* start Material provided *

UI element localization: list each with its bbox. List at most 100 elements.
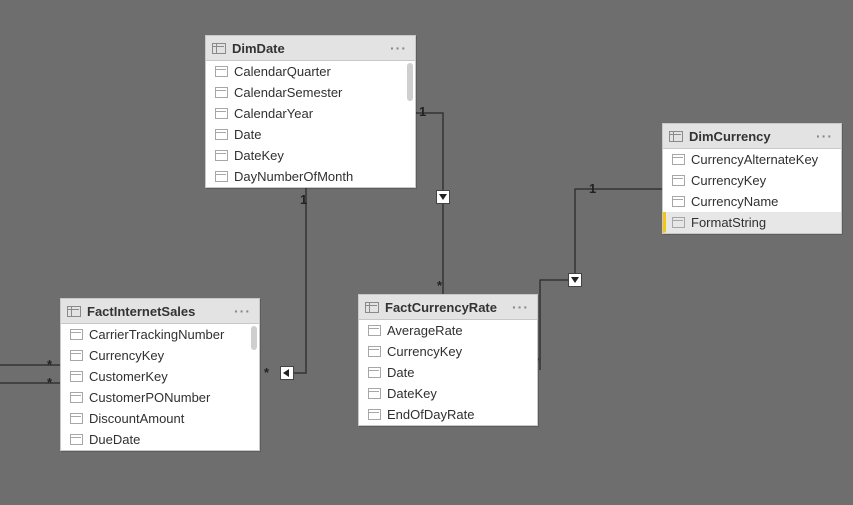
table-title: DimCurrency: [689, 129, 816, 144]
column-label: CalendarQuarter: [234, 64, 409, 79]
column-icon: [671, 154, 685, 165]
column-label: DateKey: [234, 148, 409, 163]
table-icon: [669, 131, 683, 142]
column-icon: [69, 413, 83, 424]
more-icon[interactable]: ···: [390, 40, 409, 56]
column-item[interactable]: CustomerKey: [61, 366, 259, 387]
cardinality-many: *: [47, 375, 52, 390]
column-icon: [367, 325, 381, 336]
table-header[interactable]: FactInternetSales ···: [61, 299, 259, 324]
column-list: CalendarQuarter CalendarSemester Calenda…: [206, 61, 415, 187]
column-item[interactable]: CurrencyKey: [61, 345, 259, 366]
column-icon: [214, 108, 228, 119]
cardinality-one: 1: [300, 192, 307, 207]
column-label: CalendarSemester: [234, 85, 409, 100]
column-label: Date: [387, 365, 531, 380]
column-item-selected[interactable]: FormatString: [663, 212, 841, 233]
column-label: EndOfDayRate: [387, 407, 531, 422]
table-icon: [212, 43, 226, 54]
cardinality-many: *: [47, 357, 52, 372]
column-list: AverageRate CurrencyKey Date DateKey End…: [359, 320, 537, 425]
column-item[interactable]: EndOfDayRate: [359, 404, 537, 425]
column-icon: [214, 87, 228, 98]
table-title: FactInternetSales: [87, 304, 234, 319]
column-list: CarrierTrackingNumber CurrencyKey Custom…: [61, 324, 259, 450]
scrollbar[interactable]: [251, 326, 257, 350]
cardinality-many: *: [264, 365, 269, 380]
column-item[interactable]: CurrencyKey: [663, 170, 841, 191]
column-icon: [69, 434, 83, 445]
table-header[interactable]: FactCurrencyRate ···: [359, 295, 537, 320]
column-icon: [367, 346, 381, 357]
table-title: DimDate: [232, 41, 390, 56]
column-item[interactable]: Date: [359, 362, 537, 383]
column-list: CurrencyAlternateKey CurrencyKey Currenc…: [663, 149, 841, 233]
column-item[interactable]: Date: [206, 124, 415, 145]
column-icon: [671, 196, 685, 207]
column-icon: [214, 171, 228, 182]
column-label: CurrencyAlternateKey: [691, 152, 835, 167]
cardinality-one: 1: [589, 181, 596, 196]
column-icon: [367, 388, 381, 399]
column-icon: [367, 409, 381, 420]
table-title: FactCurrencyRate: [385, 300, 512, 315]
column-icon: [69, 392, 83, 403]
column-label: AverageRate: [387, 323, 531, 338]
column-item[interactable]: DayNumberOfMonth: [206, 166, 415, 187]
column-label: CalendarYear: [234, 106, 409, 121]
filter-direction-icon: [568, 273, 582, 287]
column-icon: [214, 150, 228, 161]
column-item[interactable]: CalendarSemester: [206, 82, 415, 103]
table-dimcurrency[interactable]: DimCurrency ··· CurrencyAlternateKey Cur…: [662, 123, 842, 234]
column-item[interactable]: DueDate: [61, 429, 259, 450]
scrollbar[interactable]: [407, 63, 413, 101]
column-item[interactable]: CalendarYear: [206, 103, 415, 124]
column-icon: [69, 350, 83, 361]
table-header[interactable]: DimCurrency ···: [663, 124, 841, 149]
column-label: CurrencyKey: [691, 173, 835, 188]
column-label: CarrierTrackingNumber: [89, 327, 253, 342]
table-dimdate[interactable]: DimDate ··· CalendarQuarter CalendarSeme…: [205, 35, 416, 188]
table-icon: [365, 302, 379, 313]
more-icon[interactable]: ···: [816, 128, 835, 144]
column-icon: [671, 217, 685, 228]
column-item[interactable]: CarrierTrackingNumber: [61, 324, 259, 345]
column-label: DueDate: [89, 432, 253, 447]
column-item[interactable]: CustomerPONumber: [61, 387, 259, 408]
more-icon[interactable]: ···: [234, 303, 253, 319]
table-header[interactable]: DimDate ···: [206, 36, 415, 61]
column-item[interactable]: DateKey: [359, 383, 537, 404]
column-label: FormatString: [691, 215, 835, 230]
column-item[interactable]: CalendarQuarter: [206, 61, 415, 82]
table-icon: [67, 306, 81, 317]
cardinality-many: *: [437, 278, 442, 293]
column-label: DayNumberOfMonth: [234, 169, 409, 184]
column-icon: [214, 129, 228, 140]
column-label: Date: [234, 127, 409, 142]
column-item[interactable]: CurrencyName: [663, 191, 841, 212]
column-icon: [671, 175, 685, 186]
column-label: CurrencyName: [691, 194, 835, 209]
model-canvas[interactable]: 1 * 1 * 1 * * * DimDate ··· CalendarQuar…: [0, 0, 853, 505]
column-item[interactable]: DateKey: [206, 145, 415, 166]
filter-direction-icon: [436, 190, 450, 204]
table-factinternetsales[interactable]: FactInternetSales ··· CarrierTrackingNum…: [60, 298, 260, 451]
column-item[interactable]: DiscountAmount: [61, 408, 259, 429]
filter-direction-icon: [280, 366, 294, 380]
column-label: CustomerPONumber: [89, 390, 253, 405]
column-icon: [69, 329, 83, 340]
column-label: DateKey: [387, 386, 531, 401]
column-icon: [367, 367, 381, 378]
more-icon[interactable]: ···: [512, 299, 531, 315]
cardinality-one: 1: [419, 104, 426, 119]
table-factcurrencyrate[interactable]: FactCurrencyRate ··· AverageRate Currenc…: [358, 294, 538, 426]
column-icon: [214, 66, 228, 77]
column-item[interactable]: CurrencyAlternateKey: [663, 149, 841, 170]
column-icon: [69, 371, 83, 382]
column-label: DiscountAmount: [89, 411, 253, 426]
column-label: CustomerKey: [89, 369, 253, 384]
column-item[interactable]: AverageRate: [359, 320, 537, 341]
column-item[interactable]: CurrencyKey: [359, 341, 537, 362]
column-label: CurrencyKey: [89, 348, 253, 363]
column-label: CurrencyKey: [387, 344, 531, 359]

* end Material provided *

▶ The request
Retype the material above word for word, leaving out the picture.

▶ Solution to this problem
UI element localization: list each with its bbox. List at most 100 elements.
table-title: DimCurrency: [689, 129, 816, 144]
column-label: CalendarQuarter: [234, 64, 409, 79]
column-icon: [671, 154, 685, 165]
column-label: DateKey: [234, 148, 409, 163]
table-icon: [669, 131, 683, 142]
column-icon: [69, 413, 83, 424]
more-icon[interactable]: ···: [390, 40, 409, 56]
column-item[interactable]: CustomerKey: [61, 366, 259, 387]
cardinality-many: *: [47, 375, 52, 390]
column-icon: [367, 325, 381, 336]
table-header[interactable]: FactInternetSales ···: [61, 299, 259, 324]
column-list: CalendarQuarter CalendarSemester Calenda…: [206, 61, 415, 187]
column-item[interactable]: CurrencyKey: [61, 345, 259, 366]
column-icon: [214, 108, 228, 119]
cardinality-one: 1: [300, 192, 307, 207]
column-label: CalendarSemester: [234, 85, 409, 100]
column-label: Date: [387, 365, 531, 380]
column-item-selected[interactable]: FormatString: [663, 212, 841, 233]
column-label: EndOfDayRate: [387, 407, 531, 422]
table-icon: [212, 43, 226, 54]
cardinality-many: *: [47, 357, 52, 372]
column-list: AverageRate CurrencyKey Date DateKey End…: [359, 320, 537, 425]
column-item[interactable]: EndOfDayRate: [359, 404, 537, 425]
column-icon: [214, 87, 228, 98]
table-title: FactInternetSales: [87, 304, 234, 319]
column-list: CarrierTrackingNumber CurrencyKey Custom…: [61, 324, 259, 450]
scrollbar[interactable]: [251, 326, 257, 350]
cardinality-many: *: [264, 365, 269, 380]
column-item[interactable]: CurrencyKey: [663, 170, 841, 191]
column-icon: [69, 434, 83, 445]
table-header[interactable]: FactCurrencyRate ···: [359, 295, 537, 320]
column-icon: [367, 346, 381, 357]
table-title: DimDate: [232, 41, 390, 56]
column-item[interactable]: Date: [359, 362, 537, 383]
column-list: CurrencyAlternateKey CurrencyKey Currenc…: [663, 149, 841, 233]
column-item[interactable]: Date: [206, 124, 415, 145]
column-icon: [671, 196, 685, 207]
column-icon: [214, 171, 228, 182]
column-label: CurrencyAlternateKey: [691, 152, 835, 167]
cardinality-one: 1: [589, 181, 596, 196]
column-icon: [367, 388, 381, 399]
column-icon: [367, 409, 381, 420]
table-title: FactCurrencyRate: [385, 300, 512, 315]
column-icon: [69, 392, 83, 403]
column-label: AverageRate: [387, 323, 531, 338]
column-item[interactable]: DayNumberOfMonth: [206, 166, 415, 187]
column-label: CalendarYear: [234, 106, 409, 121]
filter-direction-icon: [568, 273, 582, 287]
column-icon: [214, 150, 228, 161]
column-item[interactable]: CalendarSemester: [206, 82, 415, 103]
table-dimcurrency[interactable]: DimCurrency ··· CurrencyAlternateKey Cur…: [662, 123, 842, 234]
column-item[interactable]: DueDate: [61, 429, 259, 450]
scrollbar[interactable]: [407, 63, 413, 101]
column-item[interactable]: CalendarYear: [206, 103, 415, 124]
column-icon: [69, 350, 83, 361]
table-header[interactable]: DimCurrency ···: [663, 124, 841, 149]
column-label: CurrencyKey: [691, 173, 835, 188]
column-label: CarrierTrackingNumber: [89, 327, 253, 342]
table-dimdate[interactable]: DimDate ··· CalendarQuarter CalendarSeme…: [205, 35, 416, 188]
table-icon: [365, 302, 379, 313]
more-icon[interactable]: ···: [816, 128, 835, 144]
column-icon: [671, 217, 685, 228]
column-item[interactable]: CarrierTrackingNumber: [61, 324, 259, 345]
column-label: DueDate: [89, 432, 253, 447]
column-item[interactable]: CustomerPONumber: [61, 387, 259, 408]
more-icon[interactable]: ···: [234, 303, 253, 319]
table-header[interactable]: DimDate ···: [206, 36, 415, 61]
column-item[interactable]: DateKey: [359, 383, 537, 404]
column-label: FormatString: [691, 215, 835, 230]
column-item[interactable]: CalendarQuarter: [206, 61, 415, 82]
table-icon: [67, 306, 81, 317]
cardinality-many: *: [437, 278, 442, 293]
column-label: DayNumberOfMonth: [234, 169, 409, 184]
column-icon: [214, 129, 228, 140]
column-label: Date: [234, 127, 409, 142]
column-item[interactable]: CurrencyName: [663, 191, 841, 212]
column-icon: [671, 175, 685, 186]
column-label: CurrencyName: [691, 194, 835, 209]
model-canvas[interactable]: 1 * 1 * 1 * * * DimDate ··· CalendarQuar…: [0, 0, 853, 505]
column-item[interactable]: DateKey: [206, 145, 415, 166]
filter-direction-icon: [436, 190, 450, 204]
table-factinternetsales[interactable]: FactInternetSales ··· CarrierTrackingNum…: [60, 298, 260, 451]
column-item[interactable]: DiscountAmount: [61, 408, 259, 429]
filter-direction-icon: [280, 366, 294, 380]
column-label: CustomerPONumber: [89, 390, 253, 405]
column-icon: [69, 329, 83, 340]
column-label: DateKey: [387, 386, 531, 401]
column-icon: [367, 367, 381, 378]
more-icon[interactable]: ···: [512, 299, 531, 315]
cardinality-one: 1: [419, 104, 426, 119]
table-factcurrencyrate[interactable]: FactCurrencyRate ··· AverageRate Currenc…: [358, 294, 538, 426]
column-icon: [214, 66, 228, 77]
column-item[interactable]: CurrencyAlternateKey: [663, 149, 841, 170]
column-icon: [69, 371, 83, 382]
column-label: DiscountAmount: [89, 411, 253, 426]
column-label: CustomerKey: [89, 369, 253, 384]
column-item[interactable]: AverageRate: [359, 320, 537, 341]
column-item[interactable]: CurrencyKey: [359, 341, 537, 362]
column-label: CurrencyKey: [89, 348, 253, 363]
column-label: CurrencyKey: [387, 344, 531, 359]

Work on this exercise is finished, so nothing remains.